■ **Given information**:
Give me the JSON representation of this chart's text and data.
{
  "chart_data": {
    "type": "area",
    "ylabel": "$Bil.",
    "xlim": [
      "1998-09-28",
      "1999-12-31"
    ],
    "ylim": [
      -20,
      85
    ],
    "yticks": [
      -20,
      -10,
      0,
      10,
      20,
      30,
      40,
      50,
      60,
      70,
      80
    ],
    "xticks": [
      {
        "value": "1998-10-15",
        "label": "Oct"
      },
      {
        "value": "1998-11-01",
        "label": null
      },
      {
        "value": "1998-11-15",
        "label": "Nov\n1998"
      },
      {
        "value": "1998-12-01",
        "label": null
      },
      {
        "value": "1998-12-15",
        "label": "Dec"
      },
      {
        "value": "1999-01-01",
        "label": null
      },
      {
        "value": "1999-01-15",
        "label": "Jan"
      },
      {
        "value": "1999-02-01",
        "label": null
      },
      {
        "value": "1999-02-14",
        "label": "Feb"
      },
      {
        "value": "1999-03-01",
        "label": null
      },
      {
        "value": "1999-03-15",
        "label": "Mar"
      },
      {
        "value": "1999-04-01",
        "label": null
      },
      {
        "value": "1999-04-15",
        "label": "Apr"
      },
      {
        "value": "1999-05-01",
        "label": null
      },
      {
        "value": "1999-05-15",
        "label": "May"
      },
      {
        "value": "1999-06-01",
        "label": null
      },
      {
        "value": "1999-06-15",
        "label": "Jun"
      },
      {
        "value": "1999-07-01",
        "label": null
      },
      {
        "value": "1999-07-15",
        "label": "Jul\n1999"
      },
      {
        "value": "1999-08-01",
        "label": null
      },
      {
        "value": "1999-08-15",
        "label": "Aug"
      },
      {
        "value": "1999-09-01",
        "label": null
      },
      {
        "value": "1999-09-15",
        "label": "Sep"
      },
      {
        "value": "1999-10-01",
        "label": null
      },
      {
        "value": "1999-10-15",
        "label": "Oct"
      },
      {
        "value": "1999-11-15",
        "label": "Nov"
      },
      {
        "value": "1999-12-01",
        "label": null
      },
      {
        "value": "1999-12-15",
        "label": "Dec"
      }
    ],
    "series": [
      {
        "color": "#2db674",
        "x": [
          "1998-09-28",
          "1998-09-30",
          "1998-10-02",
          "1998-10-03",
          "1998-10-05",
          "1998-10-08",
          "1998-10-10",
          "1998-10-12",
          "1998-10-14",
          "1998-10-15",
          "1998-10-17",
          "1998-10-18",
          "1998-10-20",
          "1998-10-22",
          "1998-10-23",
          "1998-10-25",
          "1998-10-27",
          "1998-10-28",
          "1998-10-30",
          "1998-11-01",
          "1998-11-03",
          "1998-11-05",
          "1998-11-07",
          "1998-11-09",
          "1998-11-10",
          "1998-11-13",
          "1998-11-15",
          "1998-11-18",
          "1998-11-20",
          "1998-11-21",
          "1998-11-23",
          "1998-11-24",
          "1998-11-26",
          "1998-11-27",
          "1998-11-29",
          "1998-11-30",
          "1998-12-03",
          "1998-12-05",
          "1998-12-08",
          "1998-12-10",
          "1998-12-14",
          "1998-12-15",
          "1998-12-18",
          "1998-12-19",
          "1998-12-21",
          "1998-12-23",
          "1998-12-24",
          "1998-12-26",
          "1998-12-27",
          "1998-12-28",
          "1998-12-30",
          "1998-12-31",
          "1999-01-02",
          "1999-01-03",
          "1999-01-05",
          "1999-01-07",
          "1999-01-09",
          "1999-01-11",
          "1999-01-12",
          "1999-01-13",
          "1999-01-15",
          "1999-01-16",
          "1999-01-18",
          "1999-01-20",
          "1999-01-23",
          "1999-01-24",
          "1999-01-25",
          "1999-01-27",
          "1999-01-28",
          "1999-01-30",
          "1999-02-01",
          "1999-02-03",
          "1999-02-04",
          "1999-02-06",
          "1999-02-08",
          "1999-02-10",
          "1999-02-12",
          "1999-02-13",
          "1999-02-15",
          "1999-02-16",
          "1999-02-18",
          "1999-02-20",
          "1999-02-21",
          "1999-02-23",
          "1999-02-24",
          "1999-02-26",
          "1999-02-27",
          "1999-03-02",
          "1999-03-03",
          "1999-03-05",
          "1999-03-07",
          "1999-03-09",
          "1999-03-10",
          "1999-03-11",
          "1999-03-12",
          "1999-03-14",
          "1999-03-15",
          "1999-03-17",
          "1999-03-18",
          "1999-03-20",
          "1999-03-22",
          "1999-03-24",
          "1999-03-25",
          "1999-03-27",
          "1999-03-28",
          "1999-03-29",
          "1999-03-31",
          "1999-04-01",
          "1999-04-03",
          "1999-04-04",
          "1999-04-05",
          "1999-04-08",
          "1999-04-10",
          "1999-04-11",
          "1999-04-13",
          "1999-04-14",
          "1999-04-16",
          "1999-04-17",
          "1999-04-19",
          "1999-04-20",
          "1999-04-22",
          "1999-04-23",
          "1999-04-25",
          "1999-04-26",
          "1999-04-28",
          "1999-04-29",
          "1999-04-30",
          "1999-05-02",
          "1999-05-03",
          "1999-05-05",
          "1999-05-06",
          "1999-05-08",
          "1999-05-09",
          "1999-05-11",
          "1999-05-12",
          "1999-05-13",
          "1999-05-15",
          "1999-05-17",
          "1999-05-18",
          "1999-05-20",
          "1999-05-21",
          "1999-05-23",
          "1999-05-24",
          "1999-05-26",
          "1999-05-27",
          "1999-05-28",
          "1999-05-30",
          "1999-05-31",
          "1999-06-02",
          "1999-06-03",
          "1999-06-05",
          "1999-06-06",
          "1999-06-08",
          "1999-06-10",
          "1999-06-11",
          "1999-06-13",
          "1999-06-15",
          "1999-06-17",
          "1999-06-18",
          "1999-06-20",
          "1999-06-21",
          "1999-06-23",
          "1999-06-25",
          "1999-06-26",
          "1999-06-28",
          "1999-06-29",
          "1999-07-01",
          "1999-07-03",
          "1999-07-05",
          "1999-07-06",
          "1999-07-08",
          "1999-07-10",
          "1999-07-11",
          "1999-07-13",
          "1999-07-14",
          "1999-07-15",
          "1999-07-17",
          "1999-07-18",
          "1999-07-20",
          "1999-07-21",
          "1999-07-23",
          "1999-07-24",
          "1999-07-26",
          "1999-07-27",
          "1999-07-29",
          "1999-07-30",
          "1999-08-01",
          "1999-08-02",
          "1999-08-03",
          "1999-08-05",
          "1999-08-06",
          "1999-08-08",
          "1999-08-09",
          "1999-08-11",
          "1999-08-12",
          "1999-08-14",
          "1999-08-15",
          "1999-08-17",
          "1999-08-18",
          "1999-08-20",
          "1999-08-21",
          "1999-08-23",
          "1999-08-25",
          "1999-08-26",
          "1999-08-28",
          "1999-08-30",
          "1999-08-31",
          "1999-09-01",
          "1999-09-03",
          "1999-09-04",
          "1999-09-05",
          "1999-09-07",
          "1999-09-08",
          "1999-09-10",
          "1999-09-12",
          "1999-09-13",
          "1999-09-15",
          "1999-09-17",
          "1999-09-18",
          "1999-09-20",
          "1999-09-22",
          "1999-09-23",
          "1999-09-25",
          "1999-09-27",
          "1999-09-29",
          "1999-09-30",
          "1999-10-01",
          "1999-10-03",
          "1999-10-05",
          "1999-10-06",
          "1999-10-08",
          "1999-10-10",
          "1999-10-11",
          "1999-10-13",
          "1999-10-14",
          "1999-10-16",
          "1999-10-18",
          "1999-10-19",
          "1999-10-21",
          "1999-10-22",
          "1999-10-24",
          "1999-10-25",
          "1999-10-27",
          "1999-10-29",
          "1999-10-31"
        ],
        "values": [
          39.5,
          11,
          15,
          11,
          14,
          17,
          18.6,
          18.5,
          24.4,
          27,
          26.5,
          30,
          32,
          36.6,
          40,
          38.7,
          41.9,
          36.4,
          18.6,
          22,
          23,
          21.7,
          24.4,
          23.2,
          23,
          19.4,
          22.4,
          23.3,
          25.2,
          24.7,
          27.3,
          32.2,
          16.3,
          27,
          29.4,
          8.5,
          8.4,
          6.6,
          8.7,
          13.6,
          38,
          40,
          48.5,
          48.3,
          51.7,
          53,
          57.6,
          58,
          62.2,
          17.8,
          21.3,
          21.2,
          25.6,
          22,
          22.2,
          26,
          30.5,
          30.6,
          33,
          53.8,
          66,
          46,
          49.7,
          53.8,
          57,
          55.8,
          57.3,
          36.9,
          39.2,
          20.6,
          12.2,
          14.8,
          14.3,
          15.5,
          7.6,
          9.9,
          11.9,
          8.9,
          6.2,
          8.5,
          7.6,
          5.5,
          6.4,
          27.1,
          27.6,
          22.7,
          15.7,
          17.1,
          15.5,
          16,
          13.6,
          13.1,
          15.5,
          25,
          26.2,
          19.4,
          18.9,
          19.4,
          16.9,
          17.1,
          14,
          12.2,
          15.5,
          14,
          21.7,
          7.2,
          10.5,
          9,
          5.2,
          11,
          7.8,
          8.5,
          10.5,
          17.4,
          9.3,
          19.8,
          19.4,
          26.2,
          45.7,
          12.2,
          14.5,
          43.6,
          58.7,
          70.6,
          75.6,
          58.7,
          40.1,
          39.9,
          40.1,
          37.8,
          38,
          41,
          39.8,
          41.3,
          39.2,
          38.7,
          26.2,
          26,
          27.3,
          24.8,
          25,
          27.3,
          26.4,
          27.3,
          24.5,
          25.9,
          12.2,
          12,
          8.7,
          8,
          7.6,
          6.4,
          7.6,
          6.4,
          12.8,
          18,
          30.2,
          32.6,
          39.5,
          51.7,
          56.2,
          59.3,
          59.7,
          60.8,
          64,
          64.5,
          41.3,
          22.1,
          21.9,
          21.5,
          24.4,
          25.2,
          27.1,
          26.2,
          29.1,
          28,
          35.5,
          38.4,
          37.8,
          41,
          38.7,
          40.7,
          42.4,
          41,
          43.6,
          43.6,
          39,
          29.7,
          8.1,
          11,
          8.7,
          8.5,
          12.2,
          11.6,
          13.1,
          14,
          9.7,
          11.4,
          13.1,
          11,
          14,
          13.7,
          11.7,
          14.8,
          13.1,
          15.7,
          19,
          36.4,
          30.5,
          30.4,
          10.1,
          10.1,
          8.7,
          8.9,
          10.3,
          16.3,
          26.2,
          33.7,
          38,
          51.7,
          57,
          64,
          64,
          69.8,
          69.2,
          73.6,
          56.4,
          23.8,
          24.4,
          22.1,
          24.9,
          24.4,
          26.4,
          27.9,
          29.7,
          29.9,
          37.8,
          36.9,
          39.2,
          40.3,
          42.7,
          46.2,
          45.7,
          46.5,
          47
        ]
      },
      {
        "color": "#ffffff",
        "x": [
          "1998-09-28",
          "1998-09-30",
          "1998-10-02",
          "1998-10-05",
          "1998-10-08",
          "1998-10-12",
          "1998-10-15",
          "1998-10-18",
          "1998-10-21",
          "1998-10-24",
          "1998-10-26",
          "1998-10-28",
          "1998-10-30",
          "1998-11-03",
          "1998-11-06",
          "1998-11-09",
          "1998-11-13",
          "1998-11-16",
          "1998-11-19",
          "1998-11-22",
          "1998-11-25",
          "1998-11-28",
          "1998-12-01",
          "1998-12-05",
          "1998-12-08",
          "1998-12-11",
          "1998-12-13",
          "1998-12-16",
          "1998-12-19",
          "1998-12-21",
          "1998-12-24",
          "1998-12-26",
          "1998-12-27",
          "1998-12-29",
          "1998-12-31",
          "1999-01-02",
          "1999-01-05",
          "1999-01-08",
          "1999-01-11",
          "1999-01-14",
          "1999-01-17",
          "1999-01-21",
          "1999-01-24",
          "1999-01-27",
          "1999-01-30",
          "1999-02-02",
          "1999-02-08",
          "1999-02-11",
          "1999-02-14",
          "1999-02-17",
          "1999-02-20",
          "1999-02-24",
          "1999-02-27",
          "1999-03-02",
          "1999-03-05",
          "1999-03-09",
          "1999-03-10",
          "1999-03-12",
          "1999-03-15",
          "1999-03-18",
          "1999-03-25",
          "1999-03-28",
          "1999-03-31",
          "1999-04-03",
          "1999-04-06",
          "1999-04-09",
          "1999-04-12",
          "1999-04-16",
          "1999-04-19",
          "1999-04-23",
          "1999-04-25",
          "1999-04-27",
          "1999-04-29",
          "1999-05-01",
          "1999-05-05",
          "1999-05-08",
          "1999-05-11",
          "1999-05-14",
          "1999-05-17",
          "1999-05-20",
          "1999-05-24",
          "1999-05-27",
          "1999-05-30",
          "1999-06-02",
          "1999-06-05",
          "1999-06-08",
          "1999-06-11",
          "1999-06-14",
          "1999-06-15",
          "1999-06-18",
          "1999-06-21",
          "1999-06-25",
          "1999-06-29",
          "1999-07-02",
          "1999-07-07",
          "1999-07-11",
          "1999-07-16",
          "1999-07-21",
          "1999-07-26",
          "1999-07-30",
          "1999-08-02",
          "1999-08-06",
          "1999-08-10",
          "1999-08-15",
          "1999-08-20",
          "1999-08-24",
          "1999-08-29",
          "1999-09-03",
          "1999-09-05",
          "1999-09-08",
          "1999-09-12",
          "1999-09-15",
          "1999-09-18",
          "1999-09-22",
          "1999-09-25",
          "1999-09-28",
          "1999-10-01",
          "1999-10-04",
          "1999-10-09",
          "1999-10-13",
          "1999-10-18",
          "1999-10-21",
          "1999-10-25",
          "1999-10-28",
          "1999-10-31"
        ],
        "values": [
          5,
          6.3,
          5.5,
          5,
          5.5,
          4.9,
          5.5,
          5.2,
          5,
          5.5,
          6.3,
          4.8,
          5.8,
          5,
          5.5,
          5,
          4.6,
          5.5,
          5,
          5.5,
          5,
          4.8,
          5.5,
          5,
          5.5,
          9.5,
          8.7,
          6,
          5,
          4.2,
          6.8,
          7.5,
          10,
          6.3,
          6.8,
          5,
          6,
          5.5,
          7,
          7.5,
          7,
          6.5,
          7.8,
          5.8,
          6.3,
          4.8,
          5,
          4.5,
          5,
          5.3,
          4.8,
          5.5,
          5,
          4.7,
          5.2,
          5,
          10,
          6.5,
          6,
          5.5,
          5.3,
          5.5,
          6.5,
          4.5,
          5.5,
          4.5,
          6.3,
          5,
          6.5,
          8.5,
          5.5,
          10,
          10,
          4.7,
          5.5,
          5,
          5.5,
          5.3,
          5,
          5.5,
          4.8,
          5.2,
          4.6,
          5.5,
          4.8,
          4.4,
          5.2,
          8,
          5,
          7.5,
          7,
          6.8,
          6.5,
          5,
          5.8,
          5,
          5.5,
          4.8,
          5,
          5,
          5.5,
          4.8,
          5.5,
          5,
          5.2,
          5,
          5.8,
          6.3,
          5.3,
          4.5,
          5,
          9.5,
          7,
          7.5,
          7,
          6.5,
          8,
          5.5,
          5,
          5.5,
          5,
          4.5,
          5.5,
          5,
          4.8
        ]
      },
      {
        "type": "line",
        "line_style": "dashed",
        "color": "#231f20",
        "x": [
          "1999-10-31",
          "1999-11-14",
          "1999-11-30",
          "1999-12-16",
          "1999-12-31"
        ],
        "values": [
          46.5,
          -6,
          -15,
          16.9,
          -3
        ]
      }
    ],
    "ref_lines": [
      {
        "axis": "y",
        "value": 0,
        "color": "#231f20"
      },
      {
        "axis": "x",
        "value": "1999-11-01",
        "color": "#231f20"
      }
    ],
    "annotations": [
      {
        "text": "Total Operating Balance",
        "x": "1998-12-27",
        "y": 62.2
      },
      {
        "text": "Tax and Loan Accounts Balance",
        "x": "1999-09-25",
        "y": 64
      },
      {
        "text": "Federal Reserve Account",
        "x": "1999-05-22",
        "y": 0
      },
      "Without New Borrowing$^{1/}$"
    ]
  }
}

■ **Exercise requirements**:
Say how many lines in the records contain the string "Balance", and say nothing else.

■ **Task output**:
2